Stored data
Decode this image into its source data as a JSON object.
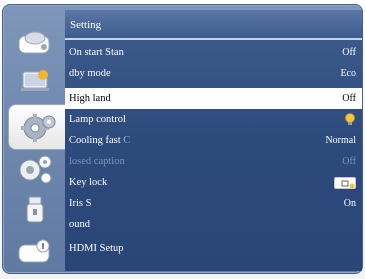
{
  "menu": {
    "title": "Setting",
    "rows": [
      {
        "label": "On start  Stan",
        "value": "Off"
      },
      {
        "label": "dby mode",
        "value": "Eco"
      },
      {
        "label": "High land",
        "value": "Off"
      },
      {
        "label": "Lamp control",
        "value": ""
      },
      {
        "label": "Cooling fast",
        "label_suffix": "C",
        "value": "Normal"
      },
      {
        "label": "losed caption",
        "value": "Off"
      },
      {
        "label": "Key lock",
        "value": ""
      },
      {
        "label": "Iris  S",
        "value": "On"
      },
      {
        "label": "ound",
        "value": ""
      },
      {
        "label": "HDMI Setup",
        "value": ""
      }
    ]
  },
  "sidebar": {
    "items": [
      {
        "icon": "display-icon"
      },
      {
        "icon": "image-adjust-icon"
      },
      {
        "icon": "gear-icon"
      },
      {
        "icon": "advanced-gear-icon"
      },
      {
        "icon": "usb-drive-icon"
      },
      {
        "icon": "info-icon"
      }
    ]
  },
  "colors": {
    "selected_row": "#ffffff",
    "menu_bg": "#2d4a7d",
    "panel_bg": "#6e87ad",
    "lamp_icon": "#f2c63a"
  }
}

◆ WORK TO BE COMPLETED ◆
Write out the whole listing again, exactly, with no pictures.

◆ TASK RESPONSE ◆
Decode this image into its source data as a JSON object.
{
  "menu": {
    "title": "Setting",
    "rows": [
      {
        "label": "On start  Stan",
        "value": "Off"
      },
      {
        "label": "dby mode",
        "value": "Eco"
      },
      {
        "label": "High land",
        "value": "Off"
      },
      {
        "label": "Lamp control",
        "value": ""
      },
      {
        "label": "Cooling fast",
        "label_suffix": "C",
        "value": "Normal"
      },
      {
        "label": "losed caption",
        "value": "Off"
      },
      {
        "label": "Key lock",
        "value": ""
      },
      {
        "label": "Iris  S",
        "value": "On"
      },
      {
        "label": "ound",
        "value": ""
      },
      {
        "label": "HDMI Setup",
        "value": ""
      }
    ]
  },
  "sidebar": {
    "items": [
      {
        "icon": "display-icon"
      },
      {
        "icon": "image-adjust-icon"
      },
      {
        "icon": "gear-icon"
      },
      {
        "icon": "advanced-gear-icon"
      },
      {
        "icon": "usb-drive-icon"
      },
      {
        "icon": "info-icon"
      }
    ]
  },
  "colors": {
    "selected_row": "#ffffff",
    "menu_bg": "#2d4a7d",
    "panel_bg": "#6e87ad",
    "lamp_icon": "#f2c63a"
  }
}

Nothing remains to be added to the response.